Developer pledge: cut fees and we’ll pass on the savings
A coalition of Toronto condo developers is pledging that if any level of government is willing to reduce taxes on new housing (making more projects viable), they will pass 100% of these savings on to buyers. Equivalently: the market-clearing price of new condos (where homebuyers and investors are willing and able to buy them) is now too low to absorb the current level of costs.
Matt Young on Twitter, August 1:
For every dollar of tax eliminated by any level of government from the cost of delivering new housing, we will immediately reduce the price of all homes we sell by the amount saved, dollar for dollar.
Our group has studied why housing has gotten so expensive over the past 15 years. The single biggest driver of this has been taxes. Taxes today amount to $240,000 for a condo in Toronto (30% of cost) compared to just $36,000 in 2009 (12% of cost). That’s a nearly 600% increase!
Housing can only be as affordable as it costs to build. We need to focus efforts on reducing input costs, and acting to ensure end pricing reduces with it. We are committed to finding a solution and hope that government will step up to help solve this with us.
To learn more and to support our pledge, visit cantwin.ca and read our letter to government.
Earlier thread by Matt Young:
In the status quo scenario, approximately 3.6% of households can technically afford to buy an average 600 sq ft condo ($860k incl closing) in ALL OF TORONTO! You need $233,000 in annual household income to qualify for the requisite mortgage. No wonder we are in a crisis!
But when you remove the taxes the story changes a lot. There are roughly $210k in taxes and government related charges per unit, so without those your cost comes down to $650k all in. How many people can afford that? 22% of Toronto households.
Now I’m not saying that alone is “affordable” for everyone. But you can’t debate it takes a huge amount of pressure off people and resets the crisis in a meaningful way.
==*==
DIRECTIVES:
**A)** In the developer pledge text, why does the earlier thread say removing taxes changes the affordability picture so much? Answer in one to three sentences.
**B)** Rewrite the stretch of the developer pledge text from "Earlier thread by" through "a meaningful way.", changing "taxes" to "fees".
**C)** Write what comes next in the developer pledge text after its final sentence.
The data after this point are not needed.

DATASET EXCERPT:
==*==
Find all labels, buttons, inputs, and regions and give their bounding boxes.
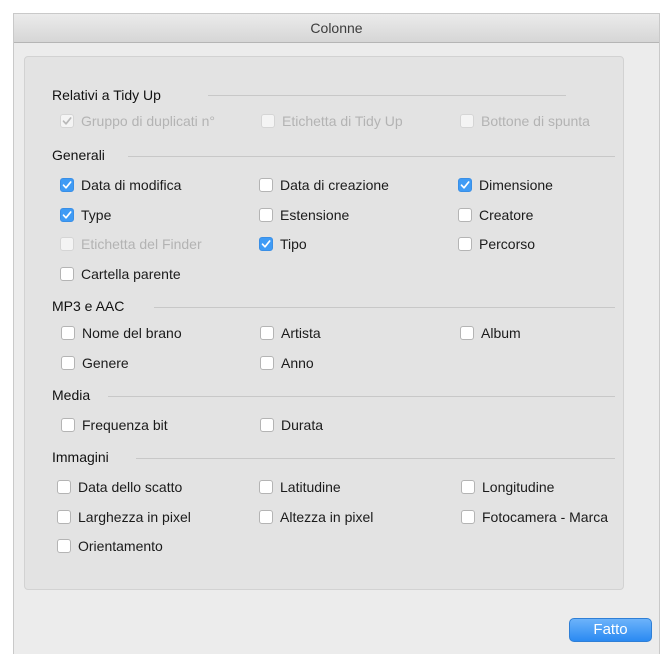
==*==
ANSWERS BELOW:
**A)** Taxes and government-related charges come to roughly $210k per unit. Without them, the all-in cost of an average 600 sq ft condo falls from $860k to $650k. The share of Toronto households that can afford one rises from about 3.6% to 22%.

**B)**
Earlier thread by Matt Young:
In the status quo scenario, approximately 3.6% of households can technically afford to buy an average 600 sq ft condo ($860k incl closing) in ALL OF TORONTO! You need $233,000 in annual household income to qualify for the requisite mortgage. No wonder we are in a crisis!
But when you remove the fees the story changes a lot. There are roughly $210k in fees and government related charges per unit, so without those your cost comes down to $650k all in. How many people can afford that? 22% of Toronto households.
Now I’m not saying that alone is “affordable” for everyone. But you can’t debate it takes a huge amount of pressure off people and resets the crisis in a meaningful way.

**C)**
The letter warns:
Housing completions will decline rapidly in 2-3 years when many of the homes that were expected to break ground in 2024 but have been paused, fail to materialize.
The three specific asks are for the provincial and federal governments to eliminate HST on condos (same as for purpose-built rentals); to eliminate the land transfer taxes paid by buyers; and for the city of Toronto to reduce municipal development charges from $76,880 per apartment back to 2009 levels (adjusted by inflation): $6,857 for 1BR and $11,033 for 2BR. They estimate that the impact at the municipal level would be 5% of the city’s budget.
Howard Chai, Storeys:
"Everybody always talks about development charges funding infrastructure," Matt Young says. "A lot of that infrastructure that gets funded are used by everybody in the city. In Toronto, the number one line item is for transit. That infrastructure benefits everybody in the city, not just the 20,000 to 30,000 new homeowners that buy every year. I think we need to look at how that's funded and everybody needs to pay their fair share, so we're not burdening first-time homebuyers, young people, and new immigrants."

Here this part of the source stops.